> **TASK**:
Print the records again, character for character.

◇ ◇ ◇

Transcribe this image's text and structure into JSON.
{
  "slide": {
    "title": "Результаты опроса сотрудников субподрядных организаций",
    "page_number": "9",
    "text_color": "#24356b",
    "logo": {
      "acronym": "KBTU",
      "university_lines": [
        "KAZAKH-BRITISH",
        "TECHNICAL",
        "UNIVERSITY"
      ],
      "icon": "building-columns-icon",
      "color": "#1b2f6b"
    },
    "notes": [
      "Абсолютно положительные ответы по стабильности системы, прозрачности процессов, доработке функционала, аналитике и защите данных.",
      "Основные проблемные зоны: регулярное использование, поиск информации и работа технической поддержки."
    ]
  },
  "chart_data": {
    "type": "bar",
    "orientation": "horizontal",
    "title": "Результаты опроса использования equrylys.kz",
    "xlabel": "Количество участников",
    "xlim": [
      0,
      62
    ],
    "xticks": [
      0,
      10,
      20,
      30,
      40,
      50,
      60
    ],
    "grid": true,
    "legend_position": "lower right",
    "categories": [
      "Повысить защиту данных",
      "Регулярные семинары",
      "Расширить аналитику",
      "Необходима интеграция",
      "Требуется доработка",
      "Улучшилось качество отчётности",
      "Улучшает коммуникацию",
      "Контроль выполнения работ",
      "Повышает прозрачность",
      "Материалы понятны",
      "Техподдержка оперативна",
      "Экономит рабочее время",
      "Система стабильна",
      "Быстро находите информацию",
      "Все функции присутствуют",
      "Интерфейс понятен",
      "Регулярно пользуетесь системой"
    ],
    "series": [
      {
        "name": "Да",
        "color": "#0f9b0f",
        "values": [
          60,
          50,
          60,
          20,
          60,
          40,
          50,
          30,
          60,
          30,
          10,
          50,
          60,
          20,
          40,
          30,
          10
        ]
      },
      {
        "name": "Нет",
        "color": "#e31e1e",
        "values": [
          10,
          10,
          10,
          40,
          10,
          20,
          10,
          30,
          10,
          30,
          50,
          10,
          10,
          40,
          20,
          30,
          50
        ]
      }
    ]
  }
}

◇ ◇ ◇

> **TASK OUTPUT**:
Transcribe this image's text and structure into JSON.
{
  "slide": {
    "title": "Результаты опроса сотрудников субподрядных организаций",
    "page_number": "9",
    "text_color": "#24356b",
    "logo": {
      "acronym": "KBTU",
      "university_lines": [
        "KAZAKH-BRITISH",
        "TECHNICAL",
        "UNIVERSITY"
      ],
      "icon": "building-columns-icon",
      "color": "#1b2f6b"
    },
    "notes": [
      "Абсолютно положительные ответы по стабильности системы, прозрачности процессов, доработке функционала, аналитике и защите данных.",
      "Основные проблемные зоны: регулярное использование, поиск информации и работа технической поддержки."
    ]
  },
  "chart_data": {
    "type": "bar",
    "orientation": "horizontal",
    "title": "Результаты опроса использования equrylys.kz",
    "xlabel": "Количество участников",
    "xlim": [
      0,
      62
    ],
    "xticks": [
      0,
      10,
      20,
      30,
      40,
      50,
      60
    ],
    "grid": true,
    "legend_position": "lower right",
    "categories": [
      "Повысить защиту данных",
      "Регулярные семинары",
      "Расширить аналитику",
      "Необходима интеграция",
      "Требуется доработка",
      "Улучшилось качество отчётности",
      "Улучшает коммуникацию",
      "Контроль выполнения работ",
      "Повышает прозрачность",
      "Материалы понятны",
      "Техподдержка оперативна",
      "Экономит рабочее время",
      "Система стабильна",
      "Быстро находите информацию",
      "Все функции присутствуют",
      "Интерфейс понятен",
      "Регулярно пользуетесь системой"
    ],
    "series": [
      {
        "name": "Да",
        "color": "#0f9b0f",
        "values": [
          60,
          50,
          60,
          20,
          60,
          40,
          50,
          30,
          60,
          30,
          10,
          50,
          60,
          20,
          40,
          30,
          10
        ]
      },
      {
        "name": "Нет",
        "color": "#e31e1e",
        "values": [
          10,
          10,
          10,
          40,
          10,
          20,
          10,
          30,
          10,
          30,
          50,
          10,
          10,
          40,
          20,
          30,
          50
        ]
      }
    ]
  }
}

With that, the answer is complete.